[Stored items from a collection]
************

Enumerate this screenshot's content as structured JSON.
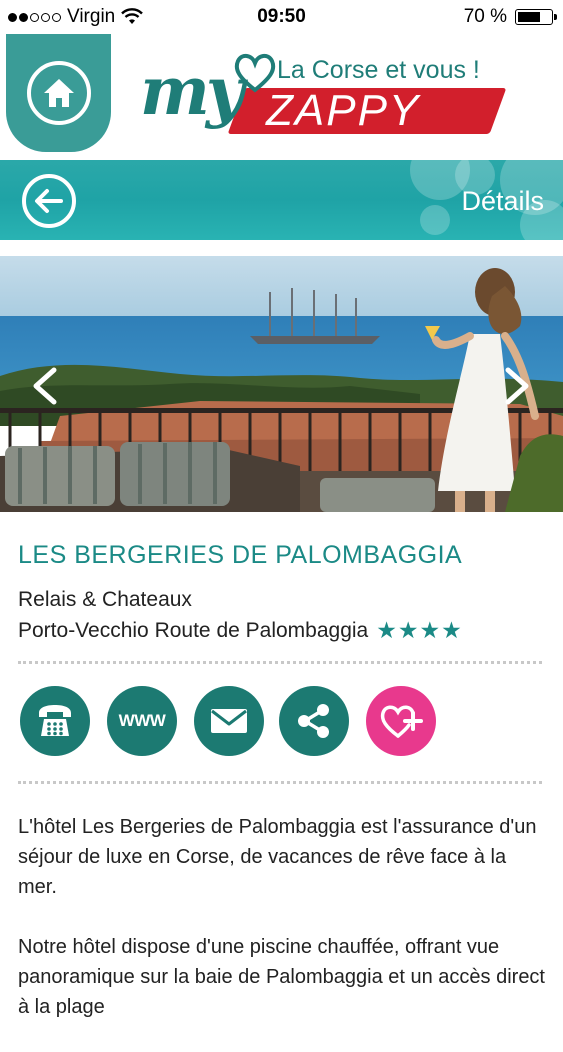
{
  "status_bar": {
    "carrier": "Virgin",
    "time": "09:50",
    "battery": "70 %",
    "battery_level": 0.7,
    "signal_bars_filled": 2,
    "signal_bars_total": 5
  },
  "header": {
    "logo_my": "my",
    "logo_tagline": "La Corse et vous !",
    "logo_brand": "ZAPPY",
    "home_icon": "home-icon"
  },
  "subheader": {
    "title": "Détails",
    "back_icon": "back-arrow-icon"
  },
  "carousel": {
    "prev_icon": "chevron-left-icon",
    "next_icon": "chevron-right-icon"
  },
  "listing": {
    "name": "LES BERGERIES DE PALOMBAGGIA",
    "category": "Relais & Chateaux",
    "address": "Porto-Vecchio Route de Palombaggia",
    "stars": "★★★★",
    "star_count": 4
  },
  "actions": [
    {
      "name": "phone",
      "icon": "phone-icon",
      "label": ""
    },
    {
      "name": "website",
      "icon": "www-icon",
      "label": "WWW"
    },
    {
      "name": "email",
      "icon": "envelope-icon",
      "label": ""
    },
    {
      "name": "share",
      "icon": "share-icon",
      "label": ""
    },
    {
      "name": "favorite",
      "icon": "heart-plus-icon",
      "label": ""
    }
  ],
  "description": {
    "p1": "L'hôtel Les Bergeries de Palombaggia est l'assurance d'un séjour de luxe en Corse, de vacances de rêve face à la mer.",
    "p2": "Notre hôtel dispose d'une piscine chauffée, offrant vue panoramique sur la baie de Palombaggia et un accès direct à la plage"
  },
  "colors": {
    "teal": "#1b8a86",
    "teal_dark": "#1c7a72",
    "accent_red": "#d21f2c",
    "accent_pink": "#e8398d"
  }
}
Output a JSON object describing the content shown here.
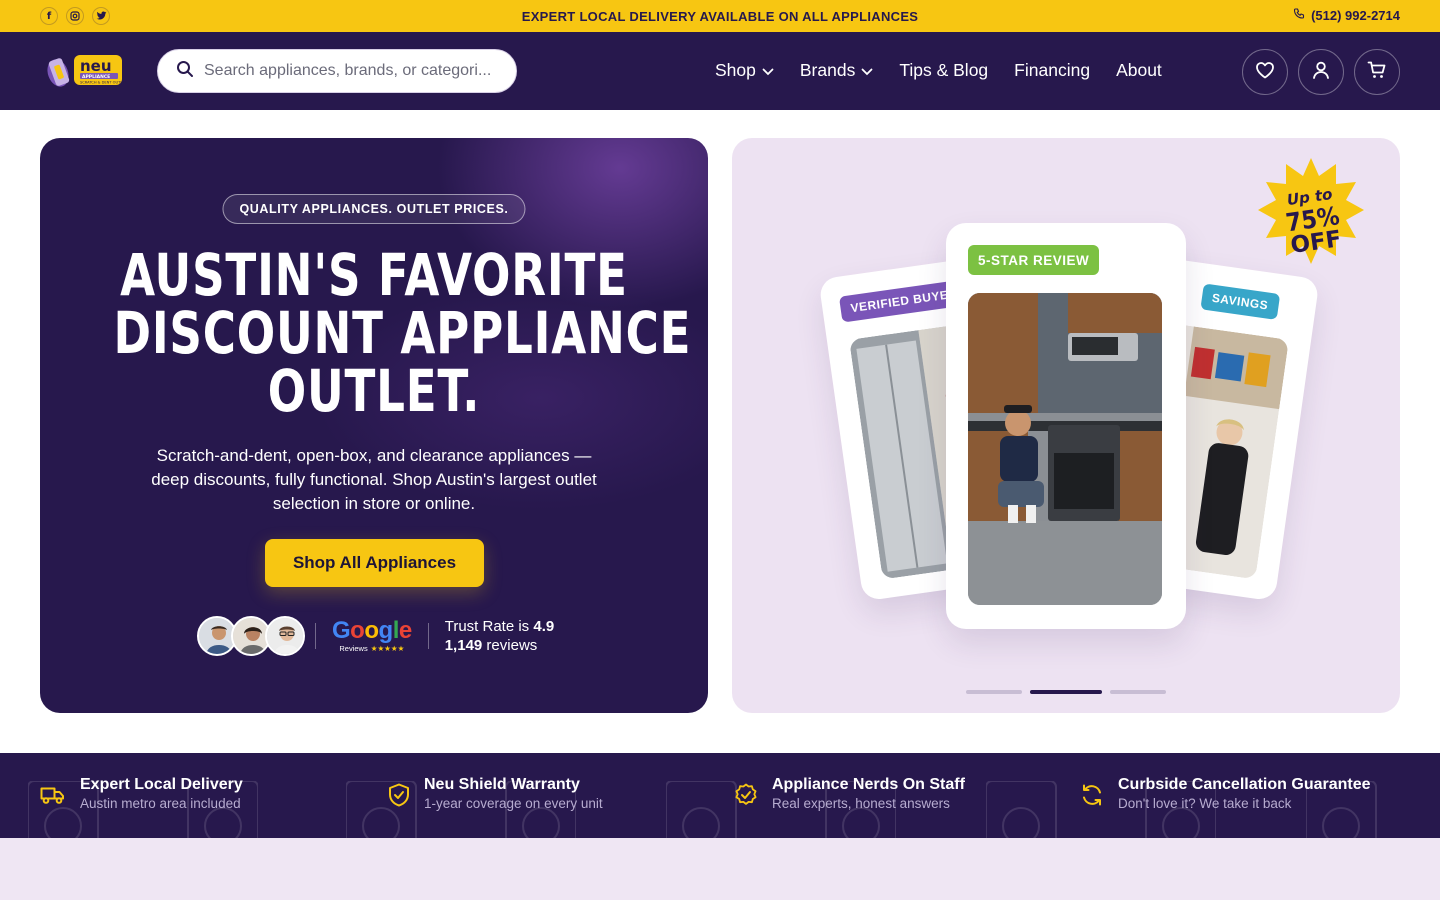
{
  "topbar": {
    "social": [
      "facebook-icon",
      "instagram-icon",
      "twitter-icon"
    ],
    "announcement": "EXPERT LOCAL DELIVERY AVAILABLE ON ALL APPLIANCES",
    "phone": "(512) 992-2714"
  },
  "header": {
    "logo_text": "neu",
    "search_placeholder": "Search appliances, brands, or categori...",
    "nav": [
      {
        "label": "Shop",
        "dropdown": true
      },
      {
        "label": "Brands",
        "dropdown": true
      },
      {
        "label": "Tips & Blog",
        "dropdown": false
      },
      {
        "label": "Financing",
        "dropdown": false
      },
      {
        "label": "About",
        "dropdown": false
      }
    ],
    "icons": [
      "heart-icon",
      "user-icon",
      "cart-icon"
    ]
  },
  "hero": {
    "pill": "QUALITY APPLIANCES. OUTLET PRICES.",
    "headline": [
      "AUSTIN'S FAVORITE",
      "DISCOUNT APPLIANCE",
      "OUTLET."
    ],
    "subtext": "Scratch-and-dent, open-box, and clearance appliances — deep discounts, fully functional. Shop Austin's largest outlet selection in store or online.",
    "cta": "Shop All Appliances",
    "google_word": "Google",
    "google_sub": "Reviews",
    "google_stars": "★★★★★",
    "trust_prefix": "Trust Rate is ",
    "trust_score": "4.9",
    "review_count": "1,149",
    "review_suffix": " reviews"
  },
  "slides": {
    "left_tag": "VERIFIED BUYER",
    "center_tag": "5-STAR REVIEW",
    "right_tag": "SAVINGS",
    "badge_line1": "Up to",
    "badge_line2": "75%",
    "badge_line3": "OFF",
    "active_index": 1,
    "count": 3
  },
  "features": [
    {
      "icon": "truck-icon",
      "title": "Expert Local Delivery",
      "desc": "Austin metro area included"
    },
    {
      "icon": "shield-check-icon",
      "title": "Neu Shield Warranty",
      "desc": "1-year coverage on every unit"
    },
    {
      "icon": "badge-check-icon",
      "title": "Appliance Nerds On Staff",
      "desc": "Real experts, honest answers"
    },
    {
      "icon": "refresh-icon",
      "title": "Curbside Cancellation Guarantee",
      "desc": "Don't love it? We take it back"
    }
  ],
  "colors": {
    "brand_purple": "#27184d",
    "brand_yellow": "#f7c612",
    "tag_green": "#7cc142",
    "tag_violet": "#7a55b8",
    "tag_blue": "#38a6c9"
  }
}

************

Request:
From the listing above, print every entry precisely and drop the pictures.

The output:
Enumerate this screenshot's content as structured JSON.
{
  "status_bar": {
    "carrier": "Virgin",
    "time": "09:50",
    "battery": "70 %",
    "battery_level": 0.7,
    "signal_bars_filled": 2,
    "signal_bars_total": 5
  },
  "header": {
    "logo_my": "my",
    "logo_tagline": "La Corse et vous !",
    "logo_brand": "ZAPPY",
    "home_icon": "home-icon"
  },
  "subheader": {
    "title": "Détails",
    "back_icon": "back-arrow-icon"
  },
  "carousel": {
    "prev_icon": "chevron-left-icon",
    "next_icon": "chevron-right-icon"
  },
  "listing": {
    "name": "LES BERGERIES DE PALOMBAGGIA",
    "category": "Relais & Chateaux",
    "address": "Porto-Vecchio Route de Palombaggia",
    "stars": "★★★★",
    "star_count": 4
  },
  "actions": [
    {
      "name": "phone",
      "icon": "phone-icon",
      "label": ""
    },
    {
      "name": "website",
      "icon": "www-icon",
      "label": "WWW"
    },
    {
      "name": "email",
      "icon": "envelope-icon",
      "label": ""
    },
    {
      "name": "share",
      "icon": "share-icon",
      "label": ""
    },
    {
      "name": "favorite",
      "icon": "heart-plus-icon",
      "label": ""
    }
  ],
  "description": {
    "p1": "L'hôtel Les Bergeries de Palombaggia est l'assurance d'un séjour de luxe en Corse, de vacances de rêve face à la mer.",
    "p2": "Notre hôtel dispose d'une piscine chauffée, offrant vue panoramique sur la baie de Palombaggia et un accès direct à la plage"
  },
  "colors": {
    "teal": "#1b8a86",
    "teal_dark": "#1c7a72",
    "accent_red": "#d21f2c",
    "accent_pink": "#e8398d"
  }
}
Output a JSON object describing the content shown here.
{
  "topbar": {
    "social": [
      "facebook-icon",
      "instagram-icon",
      "twitter-icon"
    ],
    "announcement": "EXPERT LOCAL DELIVERY AVAILABLE ON ALL APPLIANCES",
    "phone": "(512) 992-2714"
  },
  "header": {
    "logo_text": "neu",
    "search_placeholder": "Search appliances, brands, or categori...",
    "nav": [
      {
        "label": "Shop",
        "dropdown": true
      },
      {
        "label": "Brands",
        "dropdown": true
      },
      {
        "label": "Tips & Blog",
        "dropdown": false
      },
      {
        "label": "Financing",
        "dropdown": false
      },
      {
        "label": "About",
        "dropdown": false
      }
    ],
    "icons": [
      "heart-icon",
      "user-icon",
      "cart-icon"
    ]
  },
  "hero": {
    "pill": "QUALITY APPLIANCES. OUTLET PRICES.",
    "headline": [
      "AUSTIN'S FAVORITE",
      "DISCOUNT APPLIANCE",
      "OUTLET."
    ],
    "subtext": "Scratch-and-dent, open-box, and clearance appliances — deep discounts, fully functional. Shop Austin's largest outlet selection in store or online.",
    "cta": "Shop All Appliances",
    "google_word": "Google",
    "google_sub": "Reviews",
    "google_stars": "★★★★★",
    "trust_prefix": "Trust Rate is ",
    "trust_score": "4.9",
    "review_count": "1,149",
    "review_suffix": " reviews"
  },
  "slides": {
    "left_tag": "VERIFIED BUYER",
    "center_tag": "5-STAR REVIEW",
    "right_tag": "SAVINGS",
    "badge_line1": "Up to",
    "badge_line2": "75%",
    "badge_line3": "OFF",
    "active_index": 1,
    "count": 3
  },
  "features": [
    {
      "icon": "truck-icon",
      "title": "Expert Local Delivery",
      "desc": "Austin metro area included"
    },
    {
      "icon": "shield-check-icon",
      "title": "Neu Shield Warranty",
      "desc": "1-year coverage on every unit"
    },
    {
      "icon": "badge-check-icon",
      "title": "Appliance Nerds On Staff",
      "desc": "Real experts, honest answers"
    },
    {
      "icon": "refresh-icon",
      "title": "Curbside Cancellation Guarantee",
      "desc": "Don't love it? We take it back"
    }
  ],
  "colors": {
    "brand_purple": "#27184d",
    "brand_yellow": "#f7c612",
    "tag_green": "#7cc142",
    "tag_violet": "#7a55b8",
    "tag_blue": "#38a6c9"
  }
}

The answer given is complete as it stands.